───── INFORMATION PROVIDED ─────

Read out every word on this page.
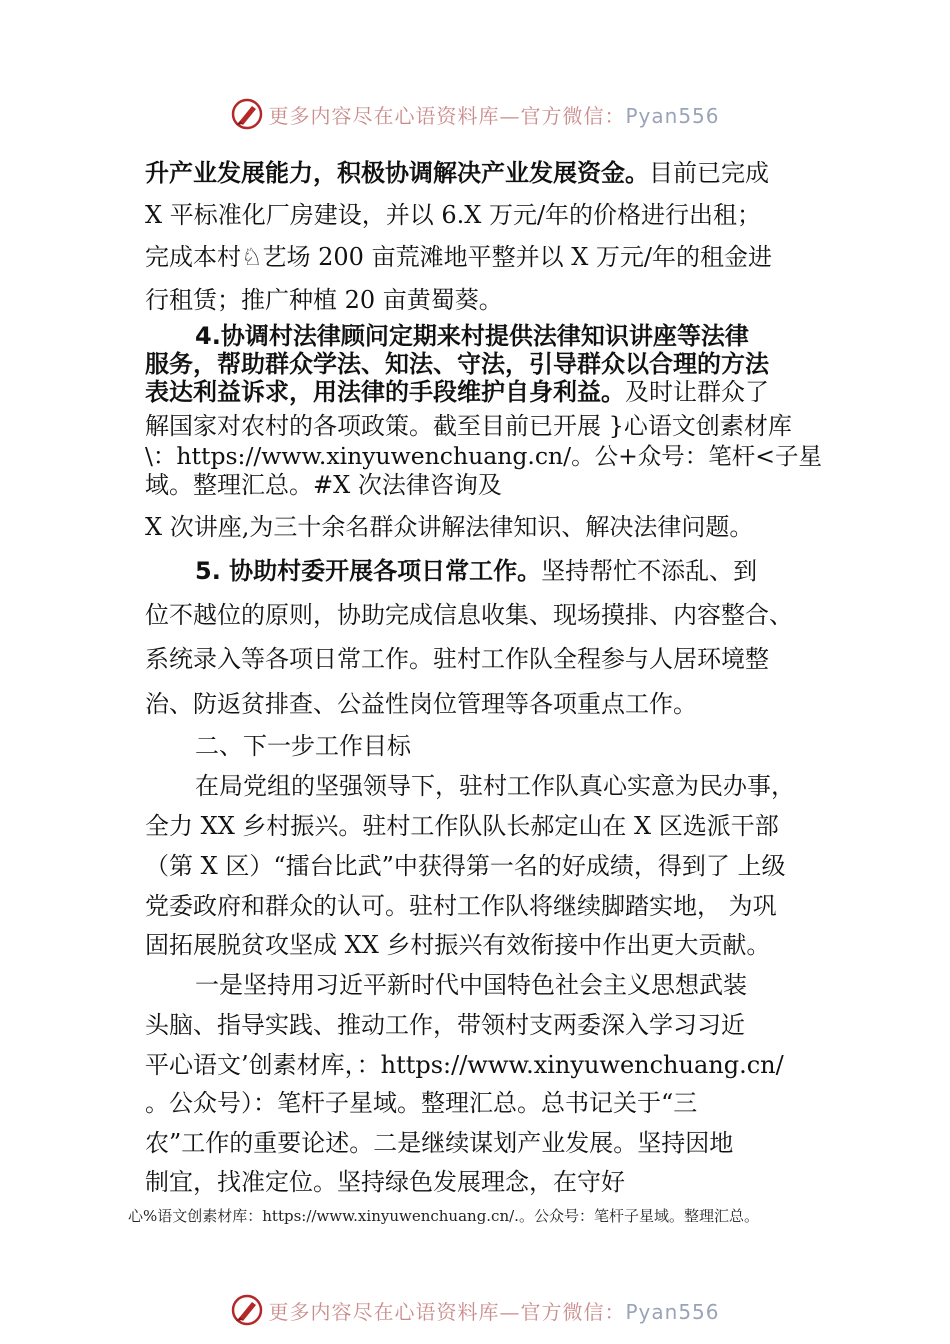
更多内容尽在心语资料库—官方微信：Pyan556
升产业发展能力，积极协调解决产业发展资金。目前已完成
X 平标准化厂房建设，并以 6.X 万元/年的价格进行出租；
完成本村♘艺场 200 亩荒滩地平整并以 X 万元/年的租金进
行租赁；推广种植 20 亩黄蜀葵。
4.协调村法律顾问定期来村提供法律知识讲座等法律
服务，帮助群众学法、知法、守法，引导群众以合理的方法
表达利益诉求，用法律的手段维护自身利益。及时让群众了
解国家对农村的各项政策。截至目前已开展 }心语文创素材库
\：https://www.xinyuwenchuang.cn/。公+众号：笔杆<子星
域。整理汇总。#X 次法律咨询及
X 次讲座,为三十余名群众讲解法律知识、解决法律问题。
5. 协助村委开展各项日常工作。坚持帮忙不添乱、到
位不越位的原则，协助完成信息收集、现场摸排、内容整合、
系统录入等各项日常工作。驻村工作队全程参与人居环境整
治、防返贫排查、公益性岗位管理等各项重点工作。
二、下一步工作目标
在局党组的坚强领导下，驻村工作队真心实意为民办事，
全力 XX 乡村振兴。驻村工作队队长郝定山在 X 区选派干部
（第 X 区）“擂台比武”中获得第一名的好成绩，得到了 上级
党委政府和群众的认可。驻村工作队将继续脚踏实地， 为巩
固拓展脱贫攻坚成 XX 乡村振兴有效衔接中作出更大贡献。
一是坚持用习近平新时代中国特色社会主义思想武装
头脑、指导实践、推动工作，带领村支两委深入学习习近
平心语文’创素材库，：https://www.xinyuwenchuang.cn/
。公众号）：笔杆子星域。整理汇总。总书记关于“三
农”工作的重要论述。二是继续谋划产业发展。坚持因地
制宜，找准定位。坚持绿色发展理念，在守好
心%语文创素材库：https://www.xinyuwenchuang.cn/.。公众号：笔杆子星域。整理汇总。
更多内容尽在心语资料库—官方微信：Pyan556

─────

| SHORT EXERCISE |
With the pictures left out, transcribe the material exactly.

| RESPONSE TO THIS TASK |
Read out every word on this page.
更多内容尽在心语资料库—官方微信：Pyan556
升产业发展能力，积极协调解决产业发展资金。目前已完成
X 平标准化厂房建设，并以 6.X 万元/年的价格进行出租；
完成本村♘艺场 200 亩荒滩地平整并以 X 万元/年的租金进
行租赁；推广种植 20 亩黄蜀葵。
4.协调村法律顾问定期来村提供法律知识讲座等法律
服务，帮助群众学法、知法、守法，引导群众以合理的方法
表达利益诉求，用法律的手段维护自身利益。及时让群众了
解国家对农村的各项政策。截至目前已开展 }心语文创素材库
\：https://www.xinyuwenchuang.cn/。公+众号：笔杆<子星
域。整理汇总。#X 次法律咨询及
X 次讲座,为三十余名群众讲解法律知识、解决法律问题。
5. 协助村委开展各项日常工作。坚持帮忙不添乱、到
位不越位的原则，协助完成信息收集、现场摸排、内容整合、
系统录入等各项日常工作。驻村工作队全程参与人居环境整
治、防返贫排查、公益性岗位管理等各项重点工作。
二、下一步工作目标
在局党组的坚强领导下，驻村工作队真心实意为民办事，
全力 XX 乡村振兴。驻村工作队队长郝定山在 X 区选派干部
（第 X 区）“擂台比武”中获得第一名的好成绩，得到了 上级
党委政府和群众的认可。驻村工作队将继续脚踏实地， 为巩
固拓展脱贫攻坚成 XX 乡村振兴有效衔接中作出更大贡献。
一是坚持用习近平新时代中国特色社会主义思想武装
头脑、指导实践、推动工作，带领村支两委深入学习习近
平心语文’创素材库，：https://www.xinyuwenchuang.cn/
。公众号）：笔杆子星域。整理汇总。总书记关于“三
农”工作的重要论述。二是继续谋划产业发展。坚持因地
制宜，找准定位。坚持绿色发展理念，在守好
心%语文创素材库：https://www.xinyuwenchuang.cn/.。公众号：笔杆子星域。整理汇总。
更多内容尽在心语资料库—官方微信：Pyan556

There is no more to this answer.